## WRITTEN EXERCISE
Lines containing the string "реки" are to be collected in full.

## DATA
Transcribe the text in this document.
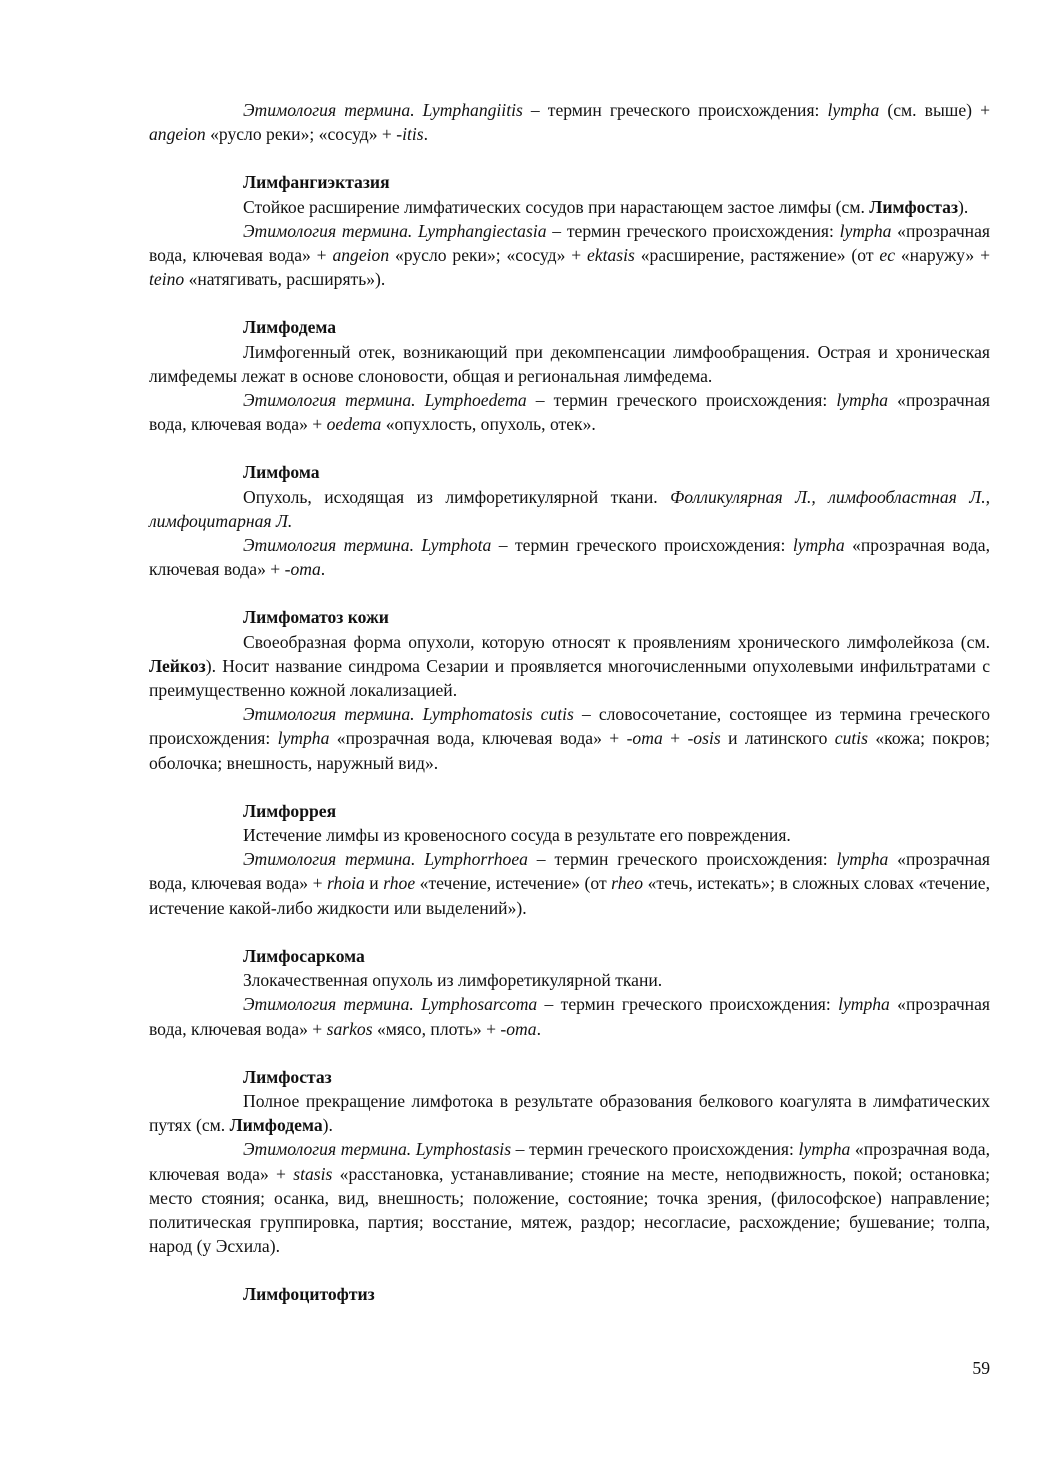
Этимология термина. Lymphangiitis – термин греческого происхождения: lympha (см. выше) + angeion «русло реки»; «сосуд» + -itis.

Лимфангиэктазия

Стойкое расширение лимфатических сосудов при нарастающем застое лимфы (см. Лимфостаз).

Этимология термина. Lymphangiectasia – термин греческого происхождения: lympha «прозрачная вода, ключевая вода» + angeion «русло реки»; «сосуд» + ektasis «расширение, растяжение» (от ec «наружу» + teino «натягивать, расширять»).

Лимфодема

Лимфогенный отек, возникающий при декомпенсации лимфообращения. Острая и хроническая лимфедемы лежат в основе слоновости, общая и региональная лимфедема.

Этимология термина. Lymphoedema – термин греческого происхождения: lympha «прозрачная вода, ключевая вода» + oedema «опухлость, опухоль, отек».

Лимфома

Опухоль, исходящая из лимфоретикулярной ткани. Фолликулярная Л., лимфообластная Л., лимфоцитарная Л.

Этимология термина. Lymphota – термин греческого происхождения: lympha «прозрачная вода, ключевая вода» + -oma.

Лимфоматоз кожи

Своеобразная форма опухоли, которую относят к проявлениям хронического лимфолейкоза (см. Лейкоз). Носит название синдрома Сезарии и проявляется многочисленными опухолевыми инфильтратами с преимущественно кожной локализацией.

Этимология термина. Lymphomatosis cutis – словосочетание, состоящее из термина греческого происхождения: lympha «прозрачная вода, ключевая вода» + -oma + -osis и латинского cutis «кожа; покров; оболочка; внешность, наружный вид».

Лимфоррея

Истечение лимфы из кровеносного сосуда в результате его повреждения.

Этимология термина. Lymphorrhoea – термин греческого происхождения: lympha «прозрачная вода, ключевая вода» + rhoia и rhoe «течение, истечение» (от rheo «течь, истекать»; в сложных словах «течение, истечение какой-либо жидкости или выделений»).

Лимфосаркома

Злокачественная опухоль из лимфоретикулярной ткани.

Этимология термина. Lymphosarcoma – термин греческого происхождения: lympha «прозрачная вода, ключевая вода» + sarkos «мясо, плоть» + -oma.

Лимфостаз

Полное прекращение лимфотока в результате образования белкового коагулята в лимфатических путях (см. Лимфодема).

Этимология термина. Lymphostasis – термин греческого происхождения: lympha «прозрачная вода, ключевая вода» + stasis «расстановка, устанавливание; стояние на месте, неподвижность, покой; остановка; место стояния; осанка, вид, внешность; положение, состояние; точка зрения, (философское) направление; политическая группировка, партия; восстание, мятеж, раздор; несогласие, расхождение; бушевание; толпа, народ (у Эсхила).

Лимфоцитофтиз
59
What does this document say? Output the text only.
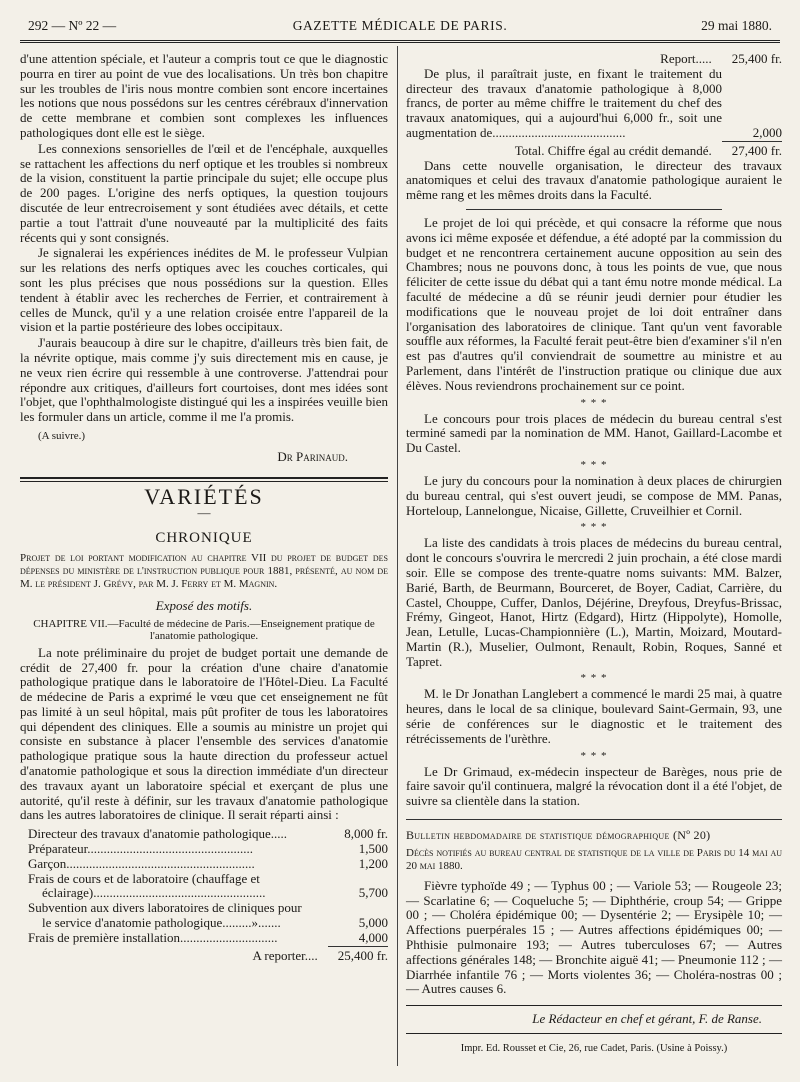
292 — Nº 22 —	GAZETTE MÉDICALE DE PARIS.	29 mai 1880.

d'une attention spéciale, et l'auteur a compris tout ce que le diagnostic pourra en tirer au point de vue des localisations. Un très bon chapitre sur les troubles de l'iris nous montre combien sont encore incertaines les notions que nous possédons sur les centres cérébraux d'innervation de cette membrane et combien sont complexes les influences pathologiques dont elle est le siège.

Les connexions sensorielles de l'œil et de l'encéphale, auxquelles se rattachent les affections du nerf optique et les troubles si nombreux de la vision, constituent la partie principale du sujet; elle occupe plus de 200 pages. L'origine des nerfs optiques, la question toujours discutée de leur entrecroisement y sont étudiées avec détails, et cette partie a tout l'attrait d'une nouveauté par la multiplicité des faits récents qui y sont consignés.

Je signalerai les expériences inédites de M. le professeur Vulpian sur les relations des nerfs optiques avec les couches corticales, qui sont les plus précises que nous possédions sur la question. Elles tendent à établir avec les recherches de Ferrier, et contrairement à celles de Munck, qu'il y a une relation croisée entre l'appareil de la vision et la partie postérieure des lobes occipitaux.

J'aurais beaucoup à dire sur le chapitre, d'ailleurs très bien fait, de la névrite optique, mais comme j'y suis directement mis en cause, je ne veux rien écrire qui ressemble à une controverse. J'attendrai pour répondre aux critiques, d'ailleurs fort courtoises, dont mes idées sont l'objet, que l'ophthalmologiste distingué qui les a inspirées veuille bien les formuler dans un article, comme il me l'a promis.

(A suivre.)

Dr Parinaud.
VARIÉTÉS
—
CHRONIQUE

Projet de loi portant modification au chapitre VII du projet de budget des dépenses du ministère de l'instruction publique pour 1881, présenté, au nom de M. le président J. Grévy, par M. J. Ferry et M. Magnin.

Exposé des motifs.

CHAPITRE VII.—Faculté de médecine de Paris.—Enseignement pratique de l'anatomie pathologique.

La note préliminaire du projet de budget portait une demande de crédit de 27,400 fr. pour la création d'une chaire d'anatomie pathologique pratique dans le laboratoire de l'Hôtel-Dieu. La Faculté de médecine de Paris a exprimé le vœu que cet enseignement ne fût pas limité à un seul hôpital, mais pût profiter de tous les laboratoires qui dépendent des cliniques. Elle a soumis au ministre un projet qui consiste en substance à placer l'ensemble des services d'anatomie pathologique pratique sous la haute direction du professeur actuel d'anatomie pathologique et sous la direction immédiate d'un directeur des travaux ayant un laboratoire spécial et exerçant de plus une autorité, qu'il reste à définir, sur les travaux d'anatomie pathologique dans les autres laboratoires de clinique. Il serait réparti ainsi :

Directeur des travaux d'anatomie pathologique.....	8,000 fr.
Préparateur...................................................	1,500
Garçon..........................................................	1,200
Frais de cours et de laboratoire (chauffage et
éclairage).....................................................	5,700
Subvention aux divers laboratoires de cliniques pour
le service d'anatomie pathologique.........».......	5,000
Frais de première installation..............................	4,000
A reporter.... 25,400 fr.
Report..... 25,400 fr.

De plus, il paraîtrait juste, en fixant le traitement du directeur des travaux d'anatomie pathologique à 8,000 francs, de porter au même chiffre le traitement du chef des travaux anatomiques, qui a aujourd'hui 6,000 fr., soit une augmentation de.........................................	2,000
Total. Chiffre égal au crédit demandé. 27,400 fr.

Dans cette nouvelle organisation, le directeur des travaux anatomiques et celui des travaux d'anatomie pathologique auraient le même rang et les mêmes droits dans la Faculté.

Le projet de loi qui précède, et qui consacre la réforme que nous avons ici même exposée et défendue, a été adopté par la commission du budget et ne rencontrera certainement aucune opposition au sein des Chambres; nous ne pouvons donc, à tous les points de vue, que nous féliciter de cette issue du débat qui a tant ému notre monde médical. La faculté de médecine a dû se réunir jeudi dernier pour étudier les modifications que le nouveau projet de loi doit entraîner dans l'organisation des laboratoires de clinique. Tant qu'un vent favorable souffle aux réformes, la Faculté ferait peut-être bien d'examiner s'il n'en est pas d'autres qu'il conviendrait de soumettre au ministre et au Parlement, dans l'intérêt de l'instruction pratique ou clinique due aux élèves. Nous reviendrons prochainement sur ce point.

* * *

Le concours pour trois places de médecin du bureau central s'est terminé samedi par la nomination de MM. Hanot, Gaillard-Lacombe et Du Castel.

* * *

Le jury du concours pour la nomination à deux places de chirurgien du bureau central, qui s'est ouvert jeudi, se compose de MM. Panas, Horteloup, Lannelongue, Nicaise, Gillette, Cruveilhier et Cornil.

* * *

La liste des candidats à trois places de médecins du bureau central, dont le concours s'ouvrira le mercredi 2 juin prochain, a été close mardi soir. Elle se compose des trente-quatre noms suivants: MM. Balzer, Barié, Barth, de Beurmann, Bourceret, de Boyer, Cadiat, Carrière, du Castel, Chouppe, Cuffer, Danlos, Déjérine, Dreyfous, Dreyfus-Brissac, Frémy, Gingeot, Hanot, Hirtz (Edgard), Hirtz (Hippolyte), Homolle, Jean, Letulle, Lucas-Championnière (L.), Martin, Moizard, Moutard-Martin (R.), Muselier, Oulmont, Renault, Robin, Roques, Sanné et Tapret.

* * *

M. le Dr Jonathan Langlebert a commencé le mardi 25 mai, à quatre heures, dans le local de sa clinique, boulevard Saint-Germain, 93, une série de conférences sur le diagnostic et le traitement des rétrécissements de l'urèthre.

* * *

Le Dr Grimaud, ex-médecin inspecteur de Barèges, nous prie de faire savoir qu'il continuera, malgré la révocation dont il a été l'objet, de suivre sa clientèle dans la station.

Bulletin hebdomadaire de statistique démographique (Nº 20)

Décès notifiés au bureau central de statistique de la ville de Paris du 14 mai au 20 mai 1880.

Fièvre typhoïde 49 ; — Typhus 00 ; — Variole 53; — Rougeole 23; — Scarlatine 6; — Coqueluche 5; — Diphthérie, croup 54; — Grippe 00 ; — Choléra épidémique 00; — Dysentérie 2; — Erysipèle 10; — Affections puerpérales 15 ; — Autres affections épidémiques 00; — Phthisie pulmonaire 193; — Autres tuberculoses 67; — Autres affections générales 148; — Bronchite aiguë 41; — Pneumonie 112 ; — Diarrhée infantile 76 ; — Morts violentes 36; — Choléra-nostras 00 ; — Autres causes 6.

Le Rédacteur en chef et gérant, F. de Ranse.

Impr. Ed. Rousset et Cie, 26, rue Cadet, Paris. (Usine à Poissy.)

## TASK RESPONSE
Этимология термина. Lymphangiitis – термин греческого происхождения: lympha (см. выше) + angeion «русло реки»; «сосуд» + -itis.
Этимология термина. Lymphangiectasia – термин греческого происхождения: lympha «прозрачная вода, ключевая вода» + angeion «русло реки»; «сосуд» + ektasis «расширение, растяжение» (от ec «наружу» + teino «натягивать, расширять»).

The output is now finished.